- _Instruction_:
Answer these from the ls bug thread:
(a) Which upstream release does Kamil Dudka suggest building?
(b) Which environment variable does Peter Edwards connect with slow ls speeds?
(c) How many files were in the Windows directory in Viktors Berstis's original report?

- _Passage given_:
--------------------------------

From: Kamil Dudka <kdudka <at> redhat.com>
To: Viktors Berstis <cugnujm <at> berstis.com>
Cc: Paul Eggert <eggert <at> cs.ucla.edu>, 35531 <at> debbugs.gnu.org
Subject: Re: bug#35531: problem with ls in coreutils
Date: Fri, 03 May 2019 18:24:09 +0200
On Friday, May 3, 2019 5:56:35 PM CEST Viktors Berstis wrote:
> I don't think the problem has anything to do with sorting or -U1.

It was unclear what you meant by "the problem" so I pointed out the only 
inefficiency that was immediately obvious to me.

>     When ls is taking over 5 minutes for something that should run in a
>     couple of seconds, the task manager shows that it is using nearly no
>     CPU.... it is doing a lot of  "other I/O".

You can try to use some profiling/tracing tools to debug the root cause.

> It doesn't look like the build you referenced is designed to be
>     compileable for Windows.  Is there one that is?  Thanks.

I would suggest to build the latest upstream release (coreutils-8.31 now) 
from:

https://www.gnu.org/software/coreutils/

Kamil






Information forwarded to bug-coreutils <at> gnu.org:
bug#35531; Package coreutils. (Sat, 04 May 2019 01:05:02 GMT) Full text and rfc822 format available.

Message #41 received at submit <at> debbugs.gnu.org (full text, mbox):

From: Peter Edwards <no-spam <at> optusnet.com.au>
To: bug-coreutils <at> gnu.org
Subject: Re: bug#35531: problem with ls in coreutils
Date: Sat, 4 May 2019 10:01:40 +1000
Hi

Although this bug report seems to be a problem with the windows port
of ls, it reminded me of an interesting investigation into slow ls
speeds due to colorizing via the LS_COLORS environment variable.

See 
https://news.sherlock.stanford.edu/posts/when-setting-an-environment-variable-gives-you-a-40-x-speedup

I thought it an interesting case study.

Regards - PSDE




Information forwarded to bug-coreutils <at> gnu.org:
bug#35531; Package coreutils. (Sat, 04 May 2019 05:28:01 GMT) Full text and rfc822 format available.

Message #44 received at submit <at> debbugs.gnu.org (full text, mbox):

From: L A Walsh <coreutils <at> tlinx.org>
To: Viktors Berstis <cugnujm <at> berstis.com>
Cc: Coreutils <bug-coreutils <at> gnu.org>
Subject: Re: bug#35531: problem with ls in coreutils
Date: Fri, 03 May 2019 22:26:29 -0700
On 5/1/2019 3:03 PM, Viktors Berstis wrote:
> When running "ls" or "ls -U" on a windows directory containing 50000 
> files, ls takes forever.  Something seems to be highly inefficient in there.
>   
---
    it sounds like you are running ls with no options
(nothing in environment and no switches on the command line).

    Is this the case?  If is, I'm stumped unless whoever
compiled that had it set to do some things by default.

--------------------------------

- _Dataset entries_:
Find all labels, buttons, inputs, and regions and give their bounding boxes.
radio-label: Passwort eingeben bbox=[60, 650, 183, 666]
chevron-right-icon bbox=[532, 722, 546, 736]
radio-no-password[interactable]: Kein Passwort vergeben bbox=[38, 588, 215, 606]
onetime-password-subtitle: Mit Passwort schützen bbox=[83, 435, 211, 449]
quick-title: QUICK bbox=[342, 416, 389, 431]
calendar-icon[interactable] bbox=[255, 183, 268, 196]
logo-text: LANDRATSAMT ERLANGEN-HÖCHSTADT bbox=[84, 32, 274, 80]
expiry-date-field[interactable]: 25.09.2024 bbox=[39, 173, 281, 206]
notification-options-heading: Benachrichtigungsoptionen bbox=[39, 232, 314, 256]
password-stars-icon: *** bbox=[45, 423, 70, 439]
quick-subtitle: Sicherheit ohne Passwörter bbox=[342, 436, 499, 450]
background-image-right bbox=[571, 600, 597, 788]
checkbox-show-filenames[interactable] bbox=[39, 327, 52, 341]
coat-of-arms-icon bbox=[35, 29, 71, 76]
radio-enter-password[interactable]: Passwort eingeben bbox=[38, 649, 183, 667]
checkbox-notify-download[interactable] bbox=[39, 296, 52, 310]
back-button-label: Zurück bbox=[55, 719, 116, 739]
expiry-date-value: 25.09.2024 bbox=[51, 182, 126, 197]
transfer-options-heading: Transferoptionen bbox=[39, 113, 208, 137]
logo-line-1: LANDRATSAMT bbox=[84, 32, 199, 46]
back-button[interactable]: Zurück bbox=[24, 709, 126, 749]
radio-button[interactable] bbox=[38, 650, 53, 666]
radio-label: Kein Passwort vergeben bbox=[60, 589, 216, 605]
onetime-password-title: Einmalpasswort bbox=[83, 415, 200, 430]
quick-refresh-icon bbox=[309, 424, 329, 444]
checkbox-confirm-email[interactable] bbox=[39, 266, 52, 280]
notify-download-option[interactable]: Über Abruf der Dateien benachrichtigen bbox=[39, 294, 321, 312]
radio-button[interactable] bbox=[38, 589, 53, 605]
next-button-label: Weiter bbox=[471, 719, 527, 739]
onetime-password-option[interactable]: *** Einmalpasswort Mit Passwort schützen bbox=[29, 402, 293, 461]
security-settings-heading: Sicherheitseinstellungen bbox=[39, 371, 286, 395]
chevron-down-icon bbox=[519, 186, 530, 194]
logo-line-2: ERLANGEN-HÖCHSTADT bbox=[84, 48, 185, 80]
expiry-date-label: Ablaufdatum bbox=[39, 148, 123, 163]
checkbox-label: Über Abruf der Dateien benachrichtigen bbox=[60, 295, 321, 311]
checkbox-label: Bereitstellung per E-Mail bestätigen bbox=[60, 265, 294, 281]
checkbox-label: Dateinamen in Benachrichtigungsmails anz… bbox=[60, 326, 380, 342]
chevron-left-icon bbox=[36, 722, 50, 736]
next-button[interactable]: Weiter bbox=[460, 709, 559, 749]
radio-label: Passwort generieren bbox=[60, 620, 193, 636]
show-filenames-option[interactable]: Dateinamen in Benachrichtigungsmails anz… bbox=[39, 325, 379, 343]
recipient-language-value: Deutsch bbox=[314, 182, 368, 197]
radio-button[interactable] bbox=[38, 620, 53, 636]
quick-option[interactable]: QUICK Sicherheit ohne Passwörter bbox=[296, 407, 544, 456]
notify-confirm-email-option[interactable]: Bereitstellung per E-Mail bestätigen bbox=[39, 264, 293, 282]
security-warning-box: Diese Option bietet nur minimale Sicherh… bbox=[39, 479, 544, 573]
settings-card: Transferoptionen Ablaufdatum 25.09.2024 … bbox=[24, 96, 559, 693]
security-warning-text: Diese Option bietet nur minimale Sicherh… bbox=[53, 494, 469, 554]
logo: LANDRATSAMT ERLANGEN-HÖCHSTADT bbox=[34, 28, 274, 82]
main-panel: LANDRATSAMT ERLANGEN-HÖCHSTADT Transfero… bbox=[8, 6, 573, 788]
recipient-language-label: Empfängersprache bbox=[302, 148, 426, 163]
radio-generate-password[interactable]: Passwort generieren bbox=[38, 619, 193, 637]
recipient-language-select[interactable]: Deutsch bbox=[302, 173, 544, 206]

--------------------------------

- _Written reply_:
(a) coreutils-8.31
(b) LS_COLORS
(c) 50000